### PROBLEM TO WORK ON
Each line of the listing must be transcribed exactly, except for the images, which should be excluded.

begin RECORDS SHOWN

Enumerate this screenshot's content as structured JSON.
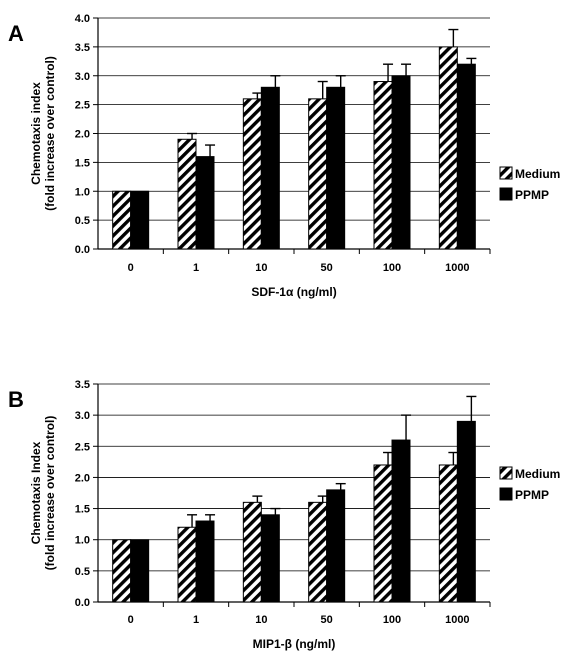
{
  "colors": {
    "bar_pattern": "#000000",
    "bar_solid": "#000000",
    "background": "#ffffff",
    "grid": "#000000"
  },
  "chart_data": [
    {
      "type": "bar",
      "panel_label": "A",
      "categories": [
        "0",
        "1",
        "10",
        "50",
        "100",
        "1000"
      ],
      "series": [
        {
          "name": "Medium",
          "pattern": "diagonal-hatch",
          "values": [
            1.0,
            1.9,
            2.6,
            2.6,
            2.9,
            3.5
          ],
          "errors": [
            0,
            0.1,
            0.1,
            0.3,
            0.3,
            0.3
          ]
        },
        {
          "name": "PPMP",
          "pattern": "solid",
          "values": [
            1.0,
            1.6,
            2.8,
            2.8,
            3.0,
            3.2
          ],
          "errors": [
            0,
            0.2,
            0.2,
            0.2,
            0.2,
            0.1
          ]
        }
      ],
      "ylim": [
        0,
        4.0
      ],
      "yticks": [
        "0.0",
        "0.5",
        "1.0",
        "1.5",
        "2.0",
        "2.5",
        "3.0",
        "3.5",
        "4.0"
      ],
      "xlabel": "SDF-1α (ng/ml)",
      "ylabel_lines": [
        "Chemotaxis index",
        "(fold increase over control)"
      ],
      "grid": true,
      "legend": "right"
    },
    {
      "type": "bar",
      "panel_label": "B",
      "categories": [
        "0",
        "1",
        "10",
        "50",
        "100",
        "1000"
      ],
      "series": [
        {
          "name": "Medium",
          "pattern": "diagonal-hatch",
          "values": [
            1.0,
            1.2,
            1.6,
            1.6,
            2.2,
            2.2
          ],
          "errors": [
            0,
            0.2,
            0.1,
            0.1,
            0.2,
            0.2
          ]
        },
        {
          "name": "PPMP",
          "pattern": "solid",
          "values": [
            1.0,
            1.3,
            1.4,
            1.8,
            2.6,
            2.9
          ],
          "errors": [
            0,
            0.1,
            0.1,
            0.1,
            0.4,
            0.4
          ]
        }
      ],
      "ylim": [
        0,
        3.5
      ],
      "yticks": [
        "0.0",
        "0.5",
        "1.0",
        "1.5",
        "2.0",
        "2.5",
        "3.0",
        "3.5"
      ],
      "xlabel": "MIP1-β (ng/ml)",
      "ylabel_lines": [
        "Chemotaxis Index",
        "(fold increase over control)"
      ],
      "grid": true,
      "legend": "right"
    }
  ]
}
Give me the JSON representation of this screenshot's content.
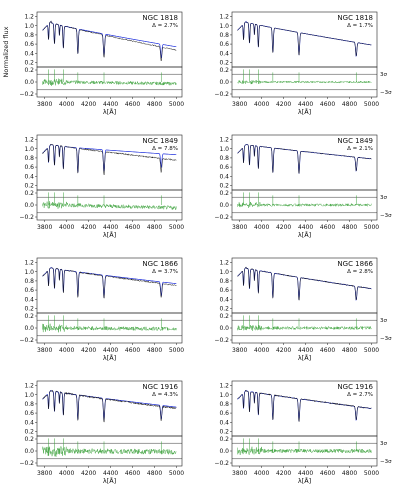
{
  "figure": {
    "ylabel": "Normalized flux",
    "xlabel": "λ[Å]",
    "sigma_upper": "3σ",
    "sigma_lower": "−3σ"
  },
  "chart_data": {
    "type": "line",
    "rows": 4,
    "cols": 2,
    "x_ticks": [
      "3800",
      "4000",
      "4200",
      "4400",
      "4600",
      "4800",
      "5000"
    ],
    "xlim": [
      3730,
      5050
    ],
    "top_y_ticks": [
      "0.2",
      "0.4",
      "0.6",
      "0.8",
      "1.0",
      "1.2"
    ],
    "top_ylim": [
      0.1,
      1.3
    ],
    "bottom_y_ticks": [
      "0.2",
      "0.0",
      "−0.2"
    ],
    "bottom_ylim": [
      -0.25,
      0.25
    ],
    "sigma_level": 0.13,
    "series": [
      {
        "name": "observed",
        "color": "#111111"
      },
      {
        "name": "model",
        "color": "#2233dd"
      },
      {
        "name": "residual",
        "color": "#3aa03a"
      }
    ],
    "panels": [
      {
        "title": "NGC 1818",
        "delta": "Δ = 2.7%",
        "continuum_end": 0.47,
        "model_offset": 0.07,
        "noise": 0.025
      },
      {
        "title": "NGC 1818",
        "delta": "Δ = 1.7%",
        "continuum_end": 0.58,
        "model_offset": 0.0,
        "noise": 0.015
      },
      {
        "title": "NGC 1849",
        "delta": "Δ = 7.8%",
        "continuum_end": 0.75,
        "model_offset": 0.12,
        "noise": 0.03
      },
      {
        "title": "NGC 1849",
        "delta": "Δ = 2.1%",
        "continuum_end": 0.78,
        "model_offset": 0.0,
        "noise": 0.02
      },
      {
        "title": "NGC 1866",
        "delta": "Δ = 3.7%",
        "continuum_end": 0.7,
        "model_offset": 0.04,
        "noise": 0.03
      },
      {
        "title": "NGC 1866",
        "delta": "Δ = 2.8%",
        "continuum_end": 0.63,
        "model_offset": 0.0,
        "noise": 0.025
      },
      {
        "title": "NGC 1916",
        "delta": "Δ = 4.3%",
        "continuum_end": 0.7,
        "model_offset": 0.03,
        "noise": 0.04
      },
      {
        "title": "NGC 1916",
        "delta": "Δ = 2.7%",
        "continuum_end": 0.7,
        "model_offset": 0.0,
        "noise": 0.03
      }
    ],
    "absorption_lines": [
      3835,
      3889,
      3970,
      4102,
      4340,
      4861
    ]
  }
}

end RECORDS SHOWN

### THE REPLY
Enumerate this screenshot's content as structured JSON.
{
  "colors": {
    "bar_pattern": "#000000",
    "bar_solid": "#000000",
    "background": "#ffffff",
    "grid": "#000000"
  },
  "chart_data": [
    {
      "type": "bar",
      "panel_label": "A",
      "categories": [
        "0",
        "1",
        "10",
        "50",
        "100",
        "1000"
      ],
      "series": [
        {
          "name": "Medium",
          "pattern": "diagonal-hatch",
          "values": [
            1.0,
            1.9,
            2.6,
            2.6,
            2.9,
            3.5
          ],
          "errors": [
            0,
            0.1,
            0.1,
            0.3,
            0.3,
            0.3
          ]
        },
        {
          "name": "PPMP",
          "pattern": "solid",
          "values": [
            1.0,
            1.6,
            2.8,
            2.8,
            3.0,
            3.2
          ],
          "errors": [
            0,
            0.2,
            0.2,
            0.2,
            0.2,
            0.1
          ]
        }
      ],
      "ylim": [
        0,
        4.0
      ],
      "yticks": [
        "0.0",
        "0.5",
        "1.0",
        "1.5",
        "2.0",
        "2.5",
        "3.0",
        "3.5",
        "4.0"
      ],
      "xlabel": "SDF-1α (ng/ml)",
      "ylabel_lines": [
        "Chemotaxis index",
        "(fold increase over control)"
      ],
      "grid": true,
      "legend": "right"
    },
    {
      "type": "bar",
      "panel_label": "B",
      "categories": [
        "0",
        "1",
        "10",
        "50",
        "100",
        "1000"
      ],
      "series": [
        {
          "name": "Medium",
          "pattern": "diagonal-hatch",
          "values": [
            1.0,
            1.2,
            1.6,
            1.6,
            2.2,
            2.2
          ],
          "errors": [
            0,
            0.2,
            0.1,
            0.1,
            0.2,
            0.2
          ]
        },
        {
          "name": "PPMP",
          "pattern": "solid",
          "values": [
            1.0,
            1.3,
            1.4,
            1.8,
            2.6,
            2.9
          ],
          "errors": [
            0,
            0.1,
            0.1,
            0.1,
            0.4,
            0.4
          ]
        }
      ],
      "ylim": [
        0,
        3.5
      ],
      "yticks": [
        "0.0",
        "0.5",
        "1.0",
        "1.5",
        "2.0",
        "2.5",
        "3.0",
        "3.5"
      ],
      "xlabel": "MIP1-β (ng/ml)",
      "ylabel_lines": [
        "Chemotaxis Index",
        "(fold increase over control)"
      ],
      "grid": true,
      "legend": "right"
    }
  ]
}
Give me the JSON representation of this screenshot's content.
{
  "figure": {
    "ylabel": "Normalized flux",
    "xlabel": "λ[Å]",
    "sigma_upper": "3σ",
    "sigma_lower": "−3σ"
  },
  "chart_data": {
    "type": "line",
    "rows": 4,
    "cols": 2,
    "x_ticks": [
      "3800",
      "4000",
      "4200",
      "4400",
      "4600",
      "4800",
      "5000"
    ],
    "xlim": [
      3730,
      5050
    ],
    "top_y_ticks": [
      "0.2",
      "0.4",
      "0.6",
      "0.8",
      "1.0",
      "1.2"
    ],
    "top_ylim": [
      0.1,
      1.3
    ],
    "bottom_y_ticks": [
      "0.2",
      "0.0",
      "−0.2"
    ],
    "bottom_ylim": [
      -0.25,
      0.25
    ],
    "sigma_level": 0.13,
    "series": [
      {
        "name": "observed",
        "color": "#111111"
      },
      {
        "name": "model",
        "color": "#2233dd"
      },
      {
        "name": "residual",
        "color": "#3aa03a"
      }
    ],
    "panels": [
      {
        "title": "NGC 1818",
        "delta": "Δ = 2.7%",
        "continuum_end": 0.47,
        "model_offset": 0.07,
        "noise": 0.025
      },
      {
        "title": "NGC 1818",
        "delta": "Δ = 1.7%",
        "continuum_end": 0.58,
        "model_offset": 0.0,
        "noise": 0.015
      },
      {
        "title": "NGC 1849",
        "delta": "Δ = 7.8%",
        "continuum_end": 0.75,
        "model_offset": 0.12,
        "noise": 0.03
      },
      {
        "title": "NGC 1849",
        "delta": "Δ = 2.1%",
        "continuum_end": 0.78,
        "model_offset": 0.0,
        "noise": 0.02
      },
      {
        "title": "NGC 1866",
        "delta": "Δ = 3.7%",
        "continuum_end": 0.7,
        "model_offset": 0.04,
        "noise": 0.03
      },
      {
        "title": "NGC 1866",
        "delta": "Δ = 2.8%",
        "continuum_end": 0.63,
        "model_offset": 0.0,
        "noise": 0.025
      },
      {
        "title": "NGC 1916",
        "delta": "Δ = 4.3%",
        "continuum_end": 0.7,
        "model_offset": 0.03,
        "noise": 0.04
      },
      {
        "title": "NGC 1916",
        "delta": "Δ = 2.7%",
        "continuum_end": 0.7,
        "model_offset": 0.0,
        "noise": 0.03
      }
    ],
    "absorption_lines": [
      3835,
      3889,
      3970,
      4102,
      4340,
      4861
    ]
  }
}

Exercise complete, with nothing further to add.